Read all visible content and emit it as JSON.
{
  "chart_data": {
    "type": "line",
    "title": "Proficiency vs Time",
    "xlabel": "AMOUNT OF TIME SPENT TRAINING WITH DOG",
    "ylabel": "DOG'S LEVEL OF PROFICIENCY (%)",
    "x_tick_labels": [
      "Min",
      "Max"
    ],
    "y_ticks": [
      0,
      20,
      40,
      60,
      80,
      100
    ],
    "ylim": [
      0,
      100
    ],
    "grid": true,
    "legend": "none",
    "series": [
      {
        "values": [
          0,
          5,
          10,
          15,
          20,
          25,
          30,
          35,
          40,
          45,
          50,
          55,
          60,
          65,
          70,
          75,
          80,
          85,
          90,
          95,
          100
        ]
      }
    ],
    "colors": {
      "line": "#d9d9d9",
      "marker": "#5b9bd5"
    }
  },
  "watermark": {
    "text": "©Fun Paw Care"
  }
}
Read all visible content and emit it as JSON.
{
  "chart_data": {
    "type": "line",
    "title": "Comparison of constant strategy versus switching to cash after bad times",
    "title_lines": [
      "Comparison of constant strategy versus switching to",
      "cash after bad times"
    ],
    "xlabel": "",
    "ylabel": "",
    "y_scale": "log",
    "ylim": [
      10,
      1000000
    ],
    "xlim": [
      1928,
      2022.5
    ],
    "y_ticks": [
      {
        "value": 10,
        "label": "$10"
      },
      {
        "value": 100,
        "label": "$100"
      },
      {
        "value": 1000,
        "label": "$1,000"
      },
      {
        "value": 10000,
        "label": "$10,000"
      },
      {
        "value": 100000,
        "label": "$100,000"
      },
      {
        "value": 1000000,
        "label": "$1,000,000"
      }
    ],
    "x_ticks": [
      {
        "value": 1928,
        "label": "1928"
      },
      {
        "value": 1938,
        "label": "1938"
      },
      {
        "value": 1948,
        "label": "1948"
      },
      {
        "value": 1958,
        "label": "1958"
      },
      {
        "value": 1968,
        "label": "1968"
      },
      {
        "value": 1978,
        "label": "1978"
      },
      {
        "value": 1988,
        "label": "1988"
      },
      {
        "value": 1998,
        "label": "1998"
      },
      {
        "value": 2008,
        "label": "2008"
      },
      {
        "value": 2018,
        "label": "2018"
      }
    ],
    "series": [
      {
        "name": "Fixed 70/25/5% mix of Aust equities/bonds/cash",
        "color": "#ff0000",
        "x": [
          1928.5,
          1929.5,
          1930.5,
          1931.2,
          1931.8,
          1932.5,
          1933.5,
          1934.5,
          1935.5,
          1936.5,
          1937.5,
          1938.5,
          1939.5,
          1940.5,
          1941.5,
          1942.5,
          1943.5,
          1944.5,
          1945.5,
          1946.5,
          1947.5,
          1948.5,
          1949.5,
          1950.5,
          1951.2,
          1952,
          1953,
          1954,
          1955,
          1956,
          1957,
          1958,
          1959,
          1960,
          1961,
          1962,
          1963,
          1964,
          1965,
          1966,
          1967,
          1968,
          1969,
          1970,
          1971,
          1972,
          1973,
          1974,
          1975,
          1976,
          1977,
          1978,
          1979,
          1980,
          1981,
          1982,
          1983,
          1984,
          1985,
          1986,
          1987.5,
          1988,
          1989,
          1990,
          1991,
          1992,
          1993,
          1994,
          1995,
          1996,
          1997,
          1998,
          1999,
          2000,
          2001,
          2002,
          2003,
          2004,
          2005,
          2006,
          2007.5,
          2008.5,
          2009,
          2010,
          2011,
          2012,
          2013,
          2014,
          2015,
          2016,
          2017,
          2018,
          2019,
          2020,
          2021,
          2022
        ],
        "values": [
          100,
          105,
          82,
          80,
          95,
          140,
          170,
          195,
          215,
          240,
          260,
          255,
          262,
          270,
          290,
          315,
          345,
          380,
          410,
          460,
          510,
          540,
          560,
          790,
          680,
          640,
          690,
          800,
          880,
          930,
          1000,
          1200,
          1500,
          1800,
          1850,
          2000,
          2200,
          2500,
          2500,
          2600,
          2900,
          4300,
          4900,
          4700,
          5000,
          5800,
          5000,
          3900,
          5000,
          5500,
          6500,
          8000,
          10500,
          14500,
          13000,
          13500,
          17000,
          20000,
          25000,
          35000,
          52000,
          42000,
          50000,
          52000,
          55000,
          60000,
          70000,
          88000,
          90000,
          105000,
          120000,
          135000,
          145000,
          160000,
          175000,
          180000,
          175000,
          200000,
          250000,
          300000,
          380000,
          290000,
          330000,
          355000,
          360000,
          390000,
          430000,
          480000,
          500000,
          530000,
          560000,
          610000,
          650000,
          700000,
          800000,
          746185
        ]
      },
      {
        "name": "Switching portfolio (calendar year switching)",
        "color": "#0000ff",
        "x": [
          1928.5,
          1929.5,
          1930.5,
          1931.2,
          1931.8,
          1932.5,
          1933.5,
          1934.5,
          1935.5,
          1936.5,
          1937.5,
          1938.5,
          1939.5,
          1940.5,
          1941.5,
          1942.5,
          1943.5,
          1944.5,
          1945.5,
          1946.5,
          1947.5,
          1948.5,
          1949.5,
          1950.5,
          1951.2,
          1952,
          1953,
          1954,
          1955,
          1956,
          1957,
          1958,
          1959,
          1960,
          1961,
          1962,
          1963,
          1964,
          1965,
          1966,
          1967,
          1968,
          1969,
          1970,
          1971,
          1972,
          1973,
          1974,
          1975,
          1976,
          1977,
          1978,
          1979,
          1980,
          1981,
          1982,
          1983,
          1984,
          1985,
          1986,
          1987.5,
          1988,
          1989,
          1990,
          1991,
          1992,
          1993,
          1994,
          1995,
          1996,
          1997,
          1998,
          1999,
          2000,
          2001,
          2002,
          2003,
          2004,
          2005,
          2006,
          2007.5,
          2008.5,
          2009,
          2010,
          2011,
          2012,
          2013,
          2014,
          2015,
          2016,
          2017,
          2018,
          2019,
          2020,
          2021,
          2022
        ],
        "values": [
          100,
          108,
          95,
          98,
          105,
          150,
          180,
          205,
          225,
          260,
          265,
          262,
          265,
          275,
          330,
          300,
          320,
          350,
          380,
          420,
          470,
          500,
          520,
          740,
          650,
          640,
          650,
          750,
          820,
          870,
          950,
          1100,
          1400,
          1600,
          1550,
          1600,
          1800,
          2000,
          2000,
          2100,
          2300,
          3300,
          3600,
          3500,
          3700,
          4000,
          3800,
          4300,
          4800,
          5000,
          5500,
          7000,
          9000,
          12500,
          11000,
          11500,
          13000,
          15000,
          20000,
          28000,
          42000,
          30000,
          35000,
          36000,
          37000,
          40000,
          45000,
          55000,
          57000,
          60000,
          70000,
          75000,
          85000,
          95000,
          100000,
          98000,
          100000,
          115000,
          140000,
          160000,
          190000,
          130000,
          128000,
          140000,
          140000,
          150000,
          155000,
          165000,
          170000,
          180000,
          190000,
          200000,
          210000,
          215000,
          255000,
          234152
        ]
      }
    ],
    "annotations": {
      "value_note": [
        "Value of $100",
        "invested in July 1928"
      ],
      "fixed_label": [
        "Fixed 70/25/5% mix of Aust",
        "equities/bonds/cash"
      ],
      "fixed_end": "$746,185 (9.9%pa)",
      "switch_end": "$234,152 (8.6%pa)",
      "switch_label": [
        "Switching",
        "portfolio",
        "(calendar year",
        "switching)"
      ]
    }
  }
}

▬▬▬

_Exercise directions_: Transcribe all the entries, keeping each one exactly as it is.

_The result_:
Read all visible content and emit it as JSON.
{
  "chart_data": {
    "type": "line",
    "title": "Proficiency vs Time",
    "xlabel": "AMOUNT OF TIME SPENT TRAINING WITH DOG",
    "ylabel": "DOG'S LEVEL OF PROFICIENCY (%)",
    "x_tick_labels": [
      "Min",
      "Max"
    ],
    "y_ticks": [
      0,
      20,
      40,
      60,
      80,
      100
    ],
    "ylim": [
      0,
      100
    ],
    "grid": true,
    "legend": "none",
    "series": [
      {
        "values": [
          0,
          5,
          10,
          15,
          20,
          25,
          30,
          35,
          40,
          45,
          50,
          55,
          60,
          65,
          70,
          75,
          80,
          85,
          90,
          95,
          100
        ]
      }
    ],
    "colors": {
      "line": "#d9d9d9",
      "marker": "#5b9bd5"
    }
  },
  "watermark": {
    "text": "©Fun Paw Care"
  }
}
Read all visible content and emit it as JSON.
{
  "chart_data": {
    "type": "line",
    "title": "Comparison of constant strategy versus switching to cash after bad times",
    "title_lines": [
      "Comparison of constant strategy versus switching to",
      "cash after bad times"
    ],
    "xlabel": "",
    "ylabel": "",
    "y_scale": "log",
    "ylim": [
      10,
      1000000
    ],
    "xlim": [
      1928,
      2022.5
    ],
    "y_ticks": [
      {
        "value": 10,
        "label": "$10"
      },
      {
        "value": 100,
        "label": "$100"
      },
      {
        "value": 1000,
        "label": "$1,000"
      },
      {
        "value": 10000,
        "label": "$10,000"
      },
      {
        "value": 100000,
        "label": "$100,000"
      },
      {
        "value": 1000000,
        "label": "$1,000,000"
      }
    ],
    "x_ticks": [
      {
        "value": 1928,
        "label": "1928"
      },
      {
        "value": 1938,
        "label": "1938"
      },
      {
        "value": 1948,
        "label": "1948"
      },
      {
        "value": 1958,
        "label": "1958"
      },
      {
        "value": 1968,
        "label": "1968"
      },
      {
        "value": 1978,
        "label": "1978"
      },
      {
        "value": 1988,
        "label": "1988"
      },
      {
        "value": 1998,
        "label": "1998"
      },
      {
        "value": 2008,
        "label": "2008"
      },
      {
        "value": 2018,
        "label": "2018"
      }
    ],
    "series": [
      {
        "name": "Fixed 70/25/5% mix of Aust equities/bonds/cash",
        "color": "#ff0000",
        "x": [
          1928.5,
          1929.5,
          1930.5,
          1931.2,
          1931.8,
          1932.5,
          1933.5,
          1934.5,
          1935.5,
          1936.5,
          1937.5,
          1938.5,
          1939.5,
          1940.5,
          1941.5,
          1942.5,
          1943.5,
          1944.5,
          1945.5,
          1946.5,
          1947.5,
          1948.5,
          1949.5,
          1950.5,
          1951.2,
          1952,
          1953,
          1954,
          1955,
          1956,
          1957,
          1958,
          1959,
          1960,
          1961,
          1962,
          1963,
          1964,
          1965,
          1966,
          1967,
          1968,
          1969,
          1970,
          1971,
          1972,
          1973,
          1974,
          1975,
          1976,
          1977,
          1978,
          1979,
          1980,
          1981,
          1982,
          1983,
          1984,
          1985,
          1986,
          1987.5,
          1988,
          1989,
          1990,
          1991,
          1992,
          1993,
          1994,
          1995,
          1996,
          1997,
          1998,
          1999,
          2000,
          2001,
          2002,
          2003,
          2004,
          2005,
          2006,
          2007.5,
          2008.5,
          2009,
          2010,
          2011,
          2012,
          2013,
          2014,
          2015,
          2016,
          2017,
          2018,
          2019,
          2020,
          2021,
          2022
        ],
        "values": [
          100,
          105,
          82,
          80,
          95,
          140,
          170,
          195,
          215,
          240,
          260,
          255,
          262,
          270,
          290,
          315,
          345,
          380,
          410,
          460,
          510,
          540,
          560,
          790,
          680,
          640,
          690,
          800,
          880,
          930,
          1000,
          1200,
          1500,
          1800,
          1850,
          2000,
          2200,
          2500,
          2500,
          2600,
          2900,
          4300,
          4900,
          4700,
          5000,
          5800,
          5000,
          3900,
          5000,
          5500,
          6500,
          8000,
          10500,
          14500,
          13000,
          13500,
          17000,
          20000,
          25000,
          35000,
          52000,
          42000,
          50000,
          52000,
          55000,
          60000,
          70000,
          88000,
          90000,
          105000,
          120000,
          135000,
          145000,
          160000,
          175000,
          180000,
          175000,
          200000,
          250000,
          300000,
          380000,
          290000,
          330000,
          355000,
          360000,
          390000,
          430000,
          480000,
          500000,
          530000,
          560000,
          610000,
          650000,
          700000,
          800000,
          746185
        ]
      },
      {
        "name": "Switching portfolio (calendar year switching)",
        "color": "#0000ff",
        "x": [
          1928.5,
          1929.5,
          1930.5,
          1931.2,
          1931.8,
          1932.5,
          1933.5,
          1934.5,
          1935.5,
          1936.5,
          1937.5,
          1938.5,
          1939.5,
          1940.5,
          1941.5,
          1942.5,
          1943.5,
          1944.5,
          1945.5,
          1946.5,
          1947.5,
          1948.5,
          1949.5,
          1950.5,
          1951.2,
          1952,
          1953,
          1954,
          1955,
          1956,
          1957,
          1958,
          1959,
          1960,
          1961,
          1962,
          1963,
          1964,
          1965,
          1966,
          1967,
          1968,
          1969,
          1970,
          1971,
          1972,
          1973,
          1974,
          1975,
          1976,
          1977,
          1978,
          1979,
          1980,
          1981,
          1982,
          1983,
          1984,
          1985,
          1986,
          1987.5,
          1988,
          1989,
          1990,
          1991,
          1992,
          1993,
          1994,
          1995,
          1996,
          1997,
          1998,
          1999,
          2000,
          2001,
          2002,
          2003,
          2004,
          2005,
          2006,
          2007.5,
          2008.5,
          2009,
          2010,
          2011,
          2012,
          2013,
          2014,
          2015,
          2016,
          2017,
          2018,
          2019,
          2020,
          2021,
          2022
        ],
        "values": [
          100,
          108,
          95,
          98,
          105,
          150,
          180,
          205,
          225,
          260,
          265,
          262,
          265,
          275,
          330,
          300,
          320,
          350,
          380,
          420,
          470,
          500,
          520,
          740,
          650,
          640,
          650,
          750,
          820,
          870,
          950,
          1100,
          1400,
          1600,
          1550,
          1600,
          1800,
          2000,
          2000,
          2100,
          2300,
          3300,
          3600,
          3500,
          3700,
          4000,
          3800,
          4300,
          4800,
          5000,
          5500,
          7000,
          9000,
          12500,
          11000,
          11500,
          13000,
          15000,
          20000,
          28000,
          42000,
          30000,
          35000,
          36000,
          37000,
          40000,
          45000,
          55000,
          57000,
          60000,
          70000,
          75000,
          85000,
          95000,
          100000,
          98000,
          100000,
          115000,
          140000,
          160000,
          190000,
          130000,
          128000,
          140000,
          140000,
          150000,
          155000,
          165000,
          170000,
          180000,
          190000,
          200000,
          210000,
          215000,
          255000,
          234152
        ]
      }
    ],
    "annotations": {
      "value_note": [
        "Value of $100",
        "invested in July 1928"
      ],
      "fixed_label": [
        "Fixed 70/25/5% mix of Aust",
        "equities/bonds/cash"
      ],
      "fixed_end": "$746,185 (9.9%pa)",
      "switch_end": "$234,152 (8.6%pa)",
      "switch_label": [
        "Switching",
        "portfolio",
        "(calendar year",
        "switching)"
      ]
    }
  }
}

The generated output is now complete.